- _INSTRUCTION_:
Tally the lines that contain "relative" and report the total alone.

= = = = =

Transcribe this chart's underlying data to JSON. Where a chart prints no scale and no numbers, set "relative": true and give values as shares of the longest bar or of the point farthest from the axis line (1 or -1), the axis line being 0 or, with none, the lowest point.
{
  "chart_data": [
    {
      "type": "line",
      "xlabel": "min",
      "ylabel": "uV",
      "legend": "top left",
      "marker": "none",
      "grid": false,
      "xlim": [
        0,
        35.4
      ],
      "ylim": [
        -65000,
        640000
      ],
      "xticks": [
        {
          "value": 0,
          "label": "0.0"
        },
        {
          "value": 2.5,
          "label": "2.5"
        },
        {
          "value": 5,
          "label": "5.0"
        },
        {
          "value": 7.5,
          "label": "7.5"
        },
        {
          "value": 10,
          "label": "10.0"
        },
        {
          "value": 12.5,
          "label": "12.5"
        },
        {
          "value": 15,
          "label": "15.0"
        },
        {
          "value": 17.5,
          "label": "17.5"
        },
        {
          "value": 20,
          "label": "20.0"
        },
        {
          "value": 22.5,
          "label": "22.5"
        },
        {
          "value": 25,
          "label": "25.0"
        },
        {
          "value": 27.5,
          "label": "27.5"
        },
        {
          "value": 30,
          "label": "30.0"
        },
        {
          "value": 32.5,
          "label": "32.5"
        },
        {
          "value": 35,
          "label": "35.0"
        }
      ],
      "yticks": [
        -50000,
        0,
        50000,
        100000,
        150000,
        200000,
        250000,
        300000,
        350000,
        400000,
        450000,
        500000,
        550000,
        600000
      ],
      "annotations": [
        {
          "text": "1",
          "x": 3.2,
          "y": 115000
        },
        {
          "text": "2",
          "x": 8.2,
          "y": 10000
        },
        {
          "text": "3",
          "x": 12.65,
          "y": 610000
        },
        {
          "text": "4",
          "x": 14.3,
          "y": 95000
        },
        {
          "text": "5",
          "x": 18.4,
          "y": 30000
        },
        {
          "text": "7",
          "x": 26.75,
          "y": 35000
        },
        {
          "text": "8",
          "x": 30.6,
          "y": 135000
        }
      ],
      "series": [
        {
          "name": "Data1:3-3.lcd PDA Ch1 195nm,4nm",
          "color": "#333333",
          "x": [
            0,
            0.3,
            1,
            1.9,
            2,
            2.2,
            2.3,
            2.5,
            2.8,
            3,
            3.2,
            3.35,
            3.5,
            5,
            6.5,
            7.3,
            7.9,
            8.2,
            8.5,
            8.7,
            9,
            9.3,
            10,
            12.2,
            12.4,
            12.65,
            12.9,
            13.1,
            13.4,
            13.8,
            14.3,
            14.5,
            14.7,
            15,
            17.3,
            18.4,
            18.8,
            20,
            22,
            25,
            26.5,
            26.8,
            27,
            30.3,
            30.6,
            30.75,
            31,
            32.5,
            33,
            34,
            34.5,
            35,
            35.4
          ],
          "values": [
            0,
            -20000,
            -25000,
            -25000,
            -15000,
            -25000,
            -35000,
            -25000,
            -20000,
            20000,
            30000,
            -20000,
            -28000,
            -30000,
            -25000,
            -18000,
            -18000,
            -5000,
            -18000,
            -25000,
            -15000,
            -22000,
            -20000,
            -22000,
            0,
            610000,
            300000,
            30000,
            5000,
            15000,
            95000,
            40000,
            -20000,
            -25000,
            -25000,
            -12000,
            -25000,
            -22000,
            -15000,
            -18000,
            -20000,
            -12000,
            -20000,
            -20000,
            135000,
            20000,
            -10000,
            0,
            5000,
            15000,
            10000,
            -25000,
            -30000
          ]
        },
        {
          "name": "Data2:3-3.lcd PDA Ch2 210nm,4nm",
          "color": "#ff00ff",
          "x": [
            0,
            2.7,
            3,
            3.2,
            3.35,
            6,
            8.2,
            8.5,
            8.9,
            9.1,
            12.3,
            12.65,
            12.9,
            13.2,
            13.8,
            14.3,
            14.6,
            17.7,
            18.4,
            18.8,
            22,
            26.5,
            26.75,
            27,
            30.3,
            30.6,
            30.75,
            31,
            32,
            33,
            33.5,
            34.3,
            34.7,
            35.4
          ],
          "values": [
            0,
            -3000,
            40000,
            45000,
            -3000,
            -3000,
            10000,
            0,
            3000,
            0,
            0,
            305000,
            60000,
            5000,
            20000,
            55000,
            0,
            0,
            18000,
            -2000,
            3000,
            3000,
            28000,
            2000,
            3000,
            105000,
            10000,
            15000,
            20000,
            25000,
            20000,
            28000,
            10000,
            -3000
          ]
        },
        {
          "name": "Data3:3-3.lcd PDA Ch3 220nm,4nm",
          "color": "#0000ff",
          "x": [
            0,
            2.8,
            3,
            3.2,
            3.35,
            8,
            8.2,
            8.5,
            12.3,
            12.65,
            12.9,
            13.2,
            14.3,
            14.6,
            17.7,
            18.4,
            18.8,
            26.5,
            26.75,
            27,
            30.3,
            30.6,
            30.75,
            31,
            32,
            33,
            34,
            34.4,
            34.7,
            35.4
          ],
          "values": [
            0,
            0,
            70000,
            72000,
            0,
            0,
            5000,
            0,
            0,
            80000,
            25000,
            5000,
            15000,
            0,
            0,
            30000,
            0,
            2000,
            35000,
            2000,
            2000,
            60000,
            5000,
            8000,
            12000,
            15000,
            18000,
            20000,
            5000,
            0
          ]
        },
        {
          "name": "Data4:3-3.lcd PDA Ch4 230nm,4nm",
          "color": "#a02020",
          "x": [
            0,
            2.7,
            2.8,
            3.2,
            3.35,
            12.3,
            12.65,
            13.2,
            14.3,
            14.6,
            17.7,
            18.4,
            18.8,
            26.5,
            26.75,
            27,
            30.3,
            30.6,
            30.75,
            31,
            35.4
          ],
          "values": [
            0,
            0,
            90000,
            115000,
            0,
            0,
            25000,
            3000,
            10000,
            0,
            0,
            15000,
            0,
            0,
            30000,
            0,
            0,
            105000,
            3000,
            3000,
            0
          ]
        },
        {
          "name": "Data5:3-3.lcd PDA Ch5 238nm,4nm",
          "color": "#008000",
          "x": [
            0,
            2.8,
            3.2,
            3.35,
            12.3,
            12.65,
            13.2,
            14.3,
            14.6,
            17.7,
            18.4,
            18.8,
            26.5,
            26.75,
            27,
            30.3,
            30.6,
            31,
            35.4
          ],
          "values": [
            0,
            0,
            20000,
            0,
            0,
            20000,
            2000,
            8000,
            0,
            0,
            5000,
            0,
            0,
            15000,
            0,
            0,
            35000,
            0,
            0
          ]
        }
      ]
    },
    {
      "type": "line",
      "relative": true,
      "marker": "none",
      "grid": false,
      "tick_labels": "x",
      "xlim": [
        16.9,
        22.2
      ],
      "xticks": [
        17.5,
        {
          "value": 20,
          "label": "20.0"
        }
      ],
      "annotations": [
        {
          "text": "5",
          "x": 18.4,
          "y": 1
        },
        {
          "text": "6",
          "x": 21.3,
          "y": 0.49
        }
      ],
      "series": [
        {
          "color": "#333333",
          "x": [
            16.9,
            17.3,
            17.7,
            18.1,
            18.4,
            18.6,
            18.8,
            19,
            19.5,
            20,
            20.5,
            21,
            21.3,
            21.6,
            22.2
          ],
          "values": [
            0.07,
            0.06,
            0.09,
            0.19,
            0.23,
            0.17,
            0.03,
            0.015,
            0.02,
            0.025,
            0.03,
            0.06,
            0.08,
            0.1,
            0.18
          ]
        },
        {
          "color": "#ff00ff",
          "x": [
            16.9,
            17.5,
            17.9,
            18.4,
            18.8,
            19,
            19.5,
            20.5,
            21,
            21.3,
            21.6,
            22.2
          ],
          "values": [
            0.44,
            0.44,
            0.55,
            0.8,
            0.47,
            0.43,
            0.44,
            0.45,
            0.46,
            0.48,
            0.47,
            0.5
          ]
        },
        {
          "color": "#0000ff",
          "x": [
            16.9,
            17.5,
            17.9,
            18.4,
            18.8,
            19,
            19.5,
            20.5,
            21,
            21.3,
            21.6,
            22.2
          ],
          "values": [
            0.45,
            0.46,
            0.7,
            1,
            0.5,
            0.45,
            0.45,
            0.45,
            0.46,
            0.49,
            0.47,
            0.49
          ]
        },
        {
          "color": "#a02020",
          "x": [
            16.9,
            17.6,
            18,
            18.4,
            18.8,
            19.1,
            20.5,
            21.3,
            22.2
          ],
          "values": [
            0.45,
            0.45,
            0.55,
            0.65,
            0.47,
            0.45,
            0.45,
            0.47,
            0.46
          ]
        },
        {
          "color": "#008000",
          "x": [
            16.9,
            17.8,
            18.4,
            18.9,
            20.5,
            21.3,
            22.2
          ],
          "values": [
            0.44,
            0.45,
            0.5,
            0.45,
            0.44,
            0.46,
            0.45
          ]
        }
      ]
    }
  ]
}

= = = = =

- _FINISHED TASK_:
2